What the exercise asks
Could you write out every record below exactly, leaving out any pictures?

Supplied data
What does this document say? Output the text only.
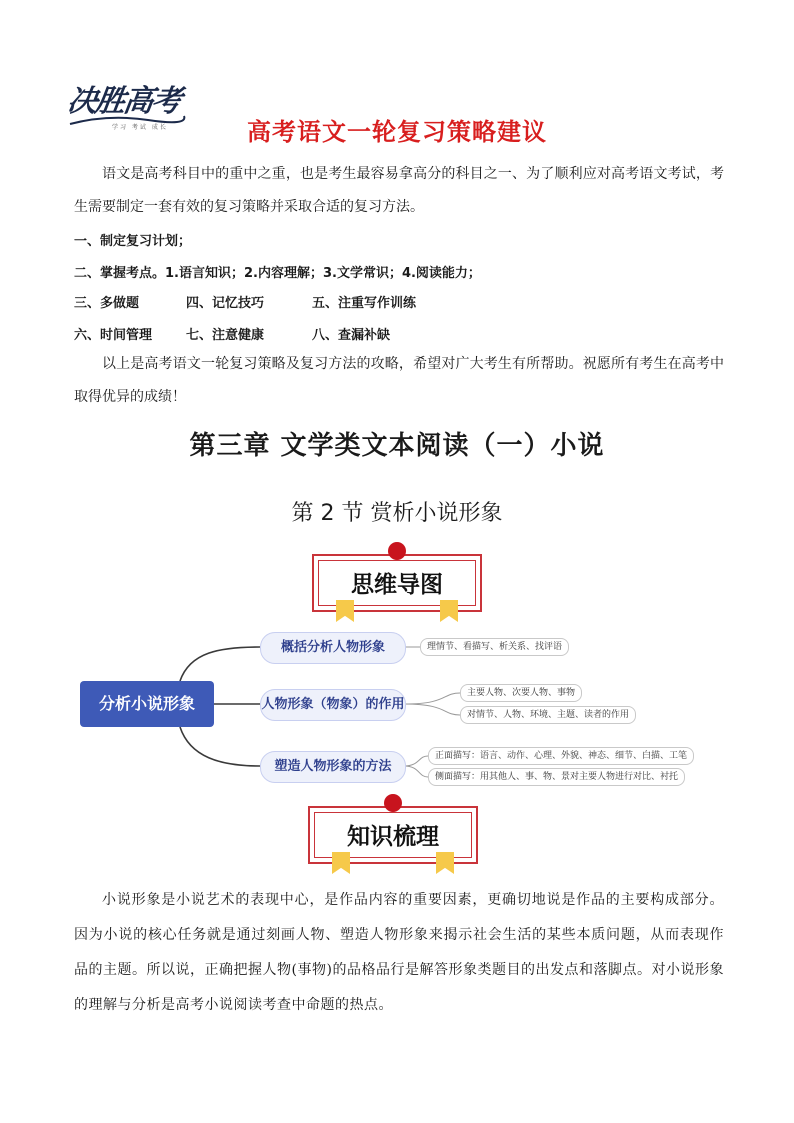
决胜高考
学习 考试 成长	高考语文一轮复习策略建议

语文是高考科目中的重中之重，也是考生最容易拿高分的科目之一、为了顺利应对高考语文考试，考生需要制定一套有效的复习策略并采取合适的复习方法。

一、制定复习计划；
二、掌握考点。1.语言知识；2.内容理解；3.文学常识；4.阅读能力；
三、多做题	四、记忆技巧	五、注重写作训练
六、时间管理	七、注意健康	八、查漏补缺

以上是高考语文一轮复习策略及复习方法的攻略，希望对广大考生有所帮助。祝愿所有考生在高考中取得优异的成绩！

第三章 文学类文本阅读（一）小说
第 2 节 赏析小说形象
思维导图
分析小说形象
概括分析人物形象
人物形象（物象）的作用
塑造人物形象的方法
理情节、看描写、析关系、找评语
主要人物、次要人物、事物
对情节、人物、环境、主题、读者的作用
正面描写：语言、动作、心理、外貌、神态、细节、白描、工笔
侧面描写：用其他人、事、物、景对主要人物进行对比、衬托
知识梳理

小说形象是小说艺术的表现中心，是作品内容的重要因素，更确切地说是作品的主要构成部分。因为小说的核心任务就是通过刻画人物、塑造人物形象来揭示社会生活的某些本质问题，从而表现作品的主题。所以说，正确把握人物(事物)的品格品行是解答形象类题目的出发点和落脚点。对小说形象的理解与分析是高考小说阅读考查中命题的热点。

Result for this exercise
What does this document say? Output the text only.
决胜高考
学习 考试 成长	高考语文一轮复习策略建议

语文是高考科目中的重中之重，也是考生最容易拿高分的科目之一、为了顺利应对高考语文考试，考生需要制定一套有效的复习策略并采取合适的复习方法。

一、制定复习计划；
二、掌握考点。1.语言知识；2.内容理解；3.文学常识；4.阅读能力；
三、多做题	四、记忆技巧	五、注重写作训练
六、时间管理	七、注意健康	八、查漏补缺

以上是高考语文一轮复习策略及复习方法的攻略，希望对广大考生有所帮助。祝愿所有考生在高考中取得优异的成绩！

第三章 文学类文本阅读（一）小说
第 2 节 赏析小说形象
思维导图
分析小说形象
概括分析人物形象
人物形象（物象）的作用
塑造人物形象的方法
理情节、看描写、析关系、找评语
主要人物、次要人物、事物
对情节、人物、环境、主题、读者的作用
正面描写：语言、动作、心理、外貌、神态、细节、白描、工笔
侧面描写：用其他人、事、物、景对主要人物进行对比、衬托
知识梳理

小说形象是小说艺术的表现中心，是作品内容的重要因素，更确切地说是作品的主要构成部分。因为小说的核心任务就是通过刻画人物、塑造人物形象来揭示社会生活的某些本质问题，从而表现作品的主题。所以说，正确把握人物(事物)的品格品行是解答形象类题目的出发点和落脚点。对小说形象的理解与分析是高考小说阅读考查中命题的热点。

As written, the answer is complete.